=== THE EXERCISE ===
Give the number of lines below that contain the word "title", and nothing else.

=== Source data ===
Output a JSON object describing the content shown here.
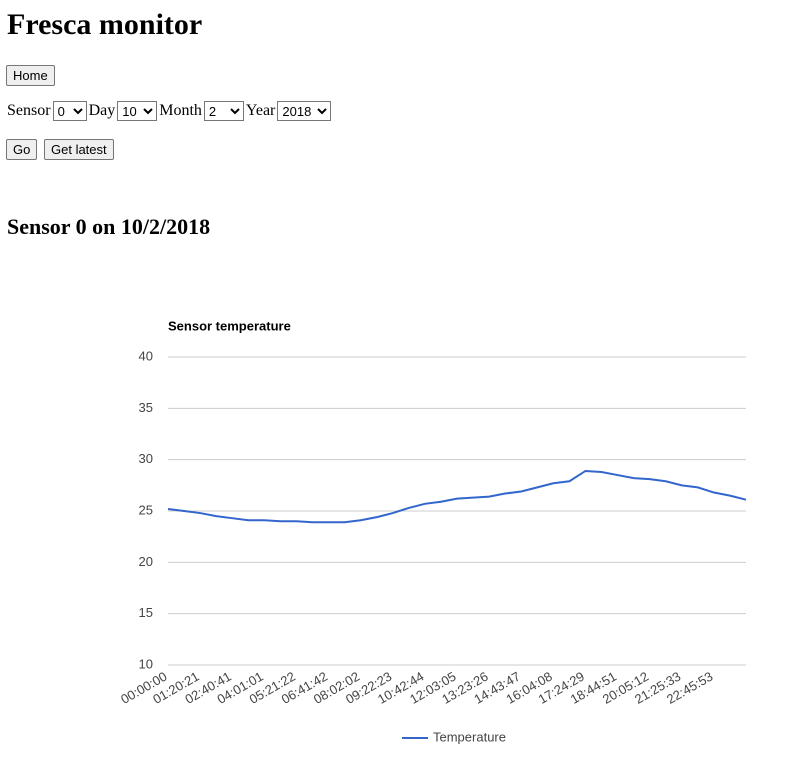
{
  "title": "Fresca monitor",
  "buttons": {
    "home": "Home",
    "go": "Go",
    "latest": "Get latest"
  },
  "form": {
    "sensor_label": "Sensor",
    "sensor": "0",
    "day_label": "Day",
    "day": "10",
    "month_label": "Month",
    "month": "2",
    "year_label": "Year",
    "year": "2018"
  },
  "heading": "Sensor 0 on 10/2/2018",
  "chart_data": {
    "type": "line",
    "title": "Sensor temperature",
    "x": [
      "00:00:00",
      null,
      "01:20:21",
      null,
      "02:40:41",
      null,
      "04:01:01",
      null,
      "05:21:22",
      null,
      "06:41:42",
      null,
      "08:02:02",
      null,
      "09:22:23",
      null,
      "10:42:44",
      null,
      "12:03:05",
      null,
      "13:23:26",
      null,
      "14:43:47",
      null,
      "16:04:08",
      null,
      "17:24:29",
      null,
      "18:44:51",
      null,
      "20:05:12",
      null,
      "21:25:33",
      null,
      "22:45:53",
      null,
      null
    ],
    "series": [
      {
        "name": "Temperature",
        "color": "#3366cc",
        "values": [
          25.2,
          25.0,
          24.8,
          24.5,
          24.3,
          24.1,
          24.1,
          24.0,
          24.0,
          23.9,
          23.9,
          23.9,
          24.1,
          24.4,
          24.8,
          25.3,
          25.7,
          25.9,
          26.2,
          26.3,
          26.4,
          26.7,
          26.9,
          27.3,
          27.7,
          27.9,
          28.9,
          28.8,
          28.5,
          28.2,
          28.1,
          27.9,
          27.5,
          27.3,
          26.8,
          26.5,
          26.1
        ]
      }
    ],
    "ylim": [
      10,
      40
    ],
    "yticks": [
      10,
      15,
      20,
      25,
      30,
      35,
      40
    ],
    "grid": true,
    "legend": "bottom"
  }
}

=== FINISHED ANSWER ===
2